:: Records supplied ::
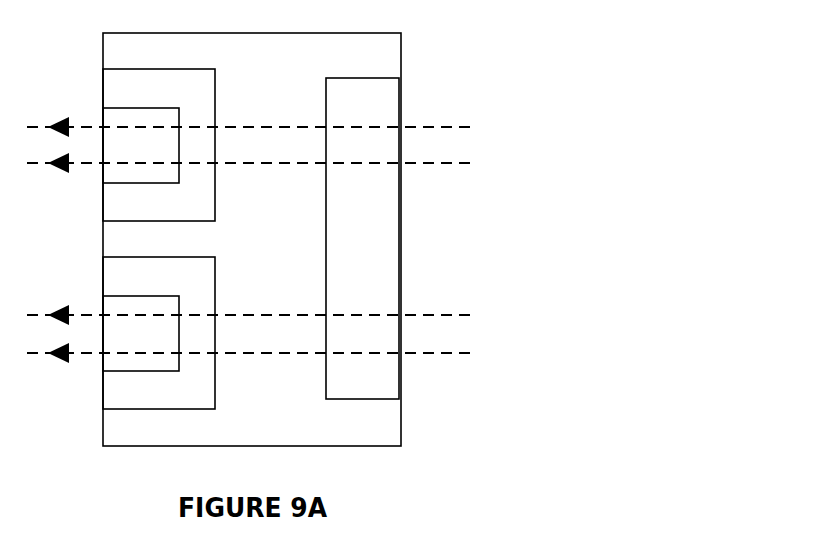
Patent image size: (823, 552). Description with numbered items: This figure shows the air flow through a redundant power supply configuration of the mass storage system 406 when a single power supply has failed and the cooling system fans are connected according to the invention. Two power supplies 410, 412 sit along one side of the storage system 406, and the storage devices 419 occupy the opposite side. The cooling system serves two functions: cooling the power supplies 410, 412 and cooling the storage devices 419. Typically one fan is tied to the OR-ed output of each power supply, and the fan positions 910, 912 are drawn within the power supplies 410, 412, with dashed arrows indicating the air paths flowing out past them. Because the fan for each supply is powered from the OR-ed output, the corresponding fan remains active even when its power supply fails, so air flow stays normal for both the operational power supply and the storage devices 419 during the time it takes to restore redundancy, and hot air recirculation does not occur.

The mass storage system 406 is at (390, 67).
The power supply 410 is at (205, 103).
The power supply 412 is at (205, 292).
The storage devices 419 is at (385, 251).
The first outlet 910 is at (162, 157).
The second outlet 912 is at (162, 345).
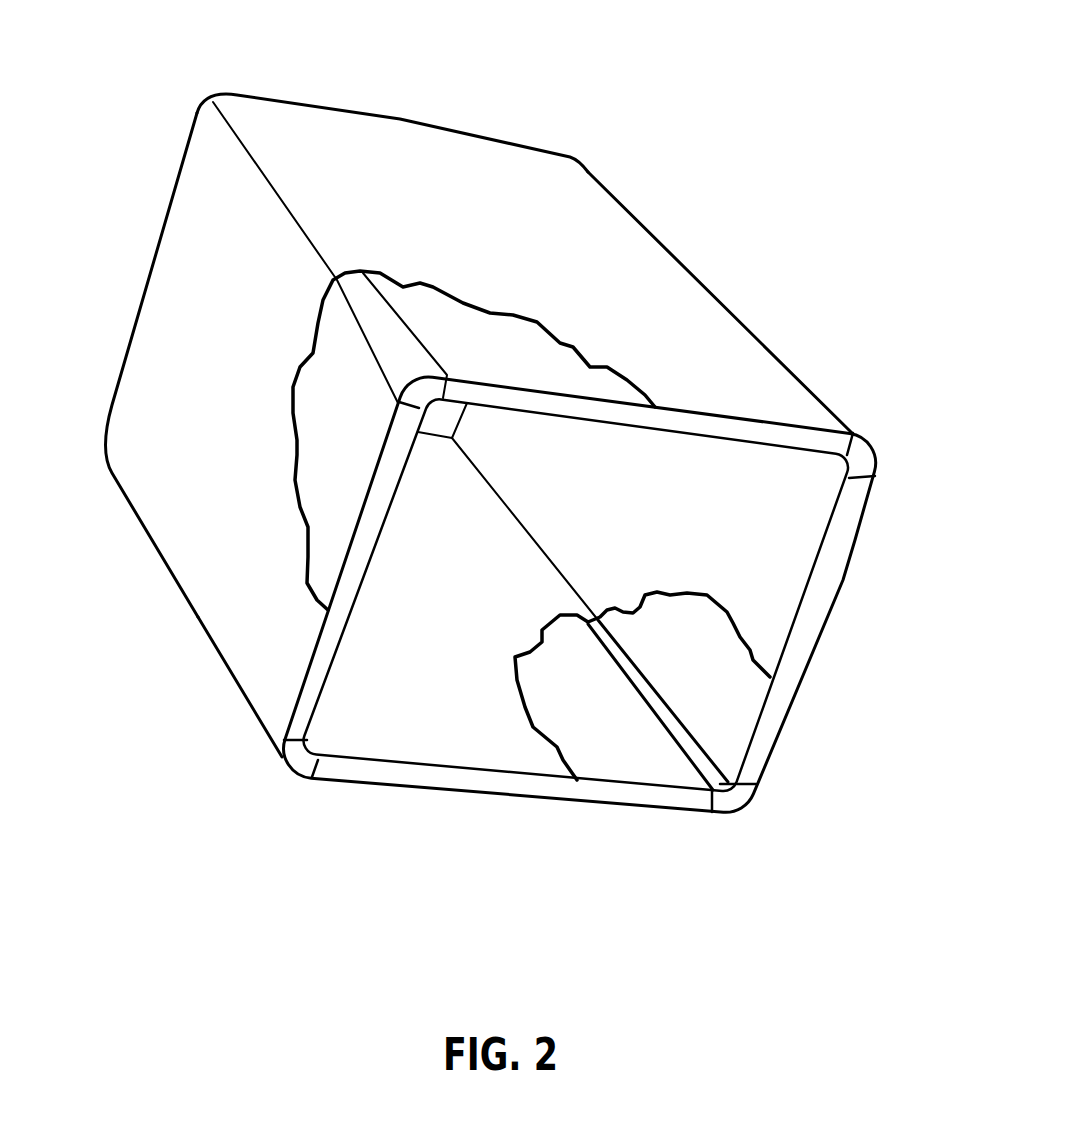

:: Prompt ::
Format the lines from all the entries above as a Markdown table with two columns, Row for a running number and Line for the text, skipping any blank lines. Leave the pictures out of the answer.

:: Exercise response ::
| Row | Line |
|---|---|
| 1 | Patent image size: (823, 552). Description with numbered items: This figure shows the air flow through a redundant power supply configuration of the mass storage system 406 when a single power supply has failed and the cooling system fans are connected according to the invention. Two power supplies 410, 412 sit along one side of the storage system 406, and the storage devices 419 occupy the opposite side. The cooling system serves two functions: cooling the power supplies 410, 412 and cooling the storage devices 419. Typically one fan is tied to the OR-ed output of each power supply, and the fan positions 910, 912 are drawn within the power supplies 410, 412, with dashed arrows indicating the air paths flowing out past them. Because the fan for each supply is powered from the OR-ed output, the corresponding fan remains active even when its power supply fails, so air flow stays normal for both the operational power supply and the storage devices 419 during the time it takes to restore redundancy, and hot air recirculation does not occur. |
| 2 | The mass storage system 406 is at (390, 67). |
| 3 | The power supply 410 is at (205, 103). |
| 4 | The power supply 412 is at (205, 292). |
| 5 | The storage devices 419 is at (385, 251). |
| 6 | The first outlet 910 is at (162, 157). |
| 7 | The second outlet 912 is at (162, 345). |